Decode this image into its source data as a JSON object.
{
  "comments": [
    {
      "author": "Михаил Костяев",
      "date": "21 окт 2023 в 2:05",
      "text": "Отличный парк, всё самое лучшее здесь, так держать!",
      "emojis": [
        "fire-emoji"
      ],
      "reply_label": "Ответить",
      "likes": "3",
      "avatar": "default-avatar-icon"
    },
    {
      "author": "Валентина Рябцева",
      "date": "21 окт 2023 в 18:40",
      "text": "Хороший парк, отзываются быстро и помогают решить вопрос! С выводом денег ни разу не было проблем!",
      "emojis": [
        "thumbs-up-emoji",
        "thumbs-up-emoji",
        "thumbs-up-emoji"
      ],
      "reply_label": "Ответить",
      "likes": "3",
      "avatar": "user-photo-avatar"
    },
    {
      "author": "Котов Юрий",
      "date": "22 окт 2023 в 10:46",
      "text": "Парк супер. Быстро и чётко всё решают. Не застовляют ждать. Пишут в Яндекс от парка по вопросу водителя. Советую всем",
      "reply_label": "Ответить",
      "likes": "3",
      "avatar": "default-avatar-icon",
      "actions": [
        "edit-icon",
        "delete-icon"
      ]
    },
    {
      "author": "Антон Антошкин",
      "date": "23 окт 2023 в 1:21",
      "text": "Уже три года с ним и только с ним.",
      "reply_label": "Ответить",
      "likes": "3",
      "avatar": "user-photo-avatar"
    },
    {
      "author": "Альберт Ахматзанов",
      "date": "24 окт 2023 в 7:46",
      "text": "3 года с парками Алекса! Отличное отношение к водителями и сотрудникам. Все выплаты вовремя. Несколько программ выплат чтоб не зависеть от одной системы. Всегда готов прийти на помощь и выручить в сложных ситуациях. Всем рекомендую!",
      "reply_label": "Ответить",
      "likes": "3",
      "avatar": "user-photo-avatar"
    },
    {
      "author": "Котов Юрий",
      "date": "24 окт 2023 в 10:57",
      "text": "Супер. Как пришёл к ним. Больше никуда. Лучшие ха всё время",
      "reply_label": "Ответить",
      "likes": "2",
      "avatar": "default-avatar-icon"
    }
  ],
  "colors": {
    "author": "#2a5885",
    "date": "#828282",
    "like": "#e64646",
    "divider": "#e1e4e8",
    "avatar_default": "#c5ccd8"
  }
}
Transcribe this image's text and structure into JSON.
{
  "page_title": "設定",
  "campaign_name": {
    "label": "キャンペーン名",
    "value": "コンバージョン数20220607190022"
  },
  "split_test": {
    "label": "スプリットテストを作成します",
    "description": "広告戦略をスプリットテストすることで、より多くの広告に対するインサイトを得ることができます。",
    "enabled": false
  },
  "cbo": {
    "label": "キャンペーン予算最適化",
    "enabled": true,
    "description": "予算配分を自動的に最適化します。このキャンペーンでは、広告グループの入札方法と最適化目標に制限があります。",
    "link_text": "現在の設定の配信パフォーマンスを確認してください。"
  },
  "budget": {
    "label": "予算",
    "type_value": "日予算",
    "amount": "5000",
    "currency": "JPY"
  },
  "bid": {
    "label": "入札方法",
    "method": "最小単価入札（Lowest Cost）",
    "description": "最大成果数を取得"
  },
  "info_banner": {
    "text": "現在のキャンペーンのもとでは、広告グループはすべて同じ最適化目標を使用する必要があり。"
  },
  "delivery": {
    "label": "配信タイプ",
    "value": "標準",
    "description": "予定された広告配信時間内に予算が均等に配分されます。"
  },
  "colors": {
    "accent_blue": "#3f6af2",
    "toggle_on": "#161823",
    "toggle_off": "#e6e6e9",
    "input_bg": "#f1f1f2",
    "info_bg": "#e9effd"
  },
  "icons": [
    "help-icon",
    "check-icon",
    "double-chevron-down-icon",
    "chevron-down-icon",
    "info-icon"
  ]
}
* * *
> Aim
Take the lines from the one containing "Transcribe this image's" to the last line of the material above and write them out exactly.

> Expected answer
Transcribe this image's text and structure into JSON.
{
  "page_title": "設定",
  "campaign_name": {
    "label": "キャンペーン名",
    "value": "コンバージョン数20220607190022"
  },
  "split_test": {
    "label": "スプリットテストを作成します",
    "description": "広告戦略をスプリットテストすることで、より多くの広告に対するインサイトを得ることができます。",
    "enabled": false
  },
  "cbo": {
    "label": "キャンペーン予算最適化",
    "enabled": true,
    "description": "予算配分を自動的に最適化します。このキャンペーンでは、広告グループの入札方法と最適化目標に制限があります。",
    "link_text": "現在の設定の配信パフォーマンスを確認してください。"
  },
  "budget": {
    "label": "予算",
    "type_value": "日予算",
    "amount": "5000",
    "currency": "JPY"
  },
  "bid": {
    "label": "入札方法",
    "method": "最小単価入札（Lowest Cost）",
    "description": "最大成果数を取得"
  },
  "info_banner": {
    "text": "現在のキャンペーンのもとでは、広告グループはすべて同じ最適化目標を使用する必要があり。"
  },
  "delivery": {
    "label": "配信タイプ",
    "value": "標準",
    "description": "予定された広告配信時間内に予算が均等に配分されます。"
  },
  "colors": {
    "accent_blue": "#3f6af2",
    "toggle_on": "#161823",
    "toggle_off": "#e6e6e9",
    "input_bg": "#f1f1f2",
    "info_bg": "#e9effd"
  },
  "icons": [
    "help-icon",
    "check-icon",
    "double-chevron-down-icon",
    "chevron-down-icon",
    "info-icon"
  ]
}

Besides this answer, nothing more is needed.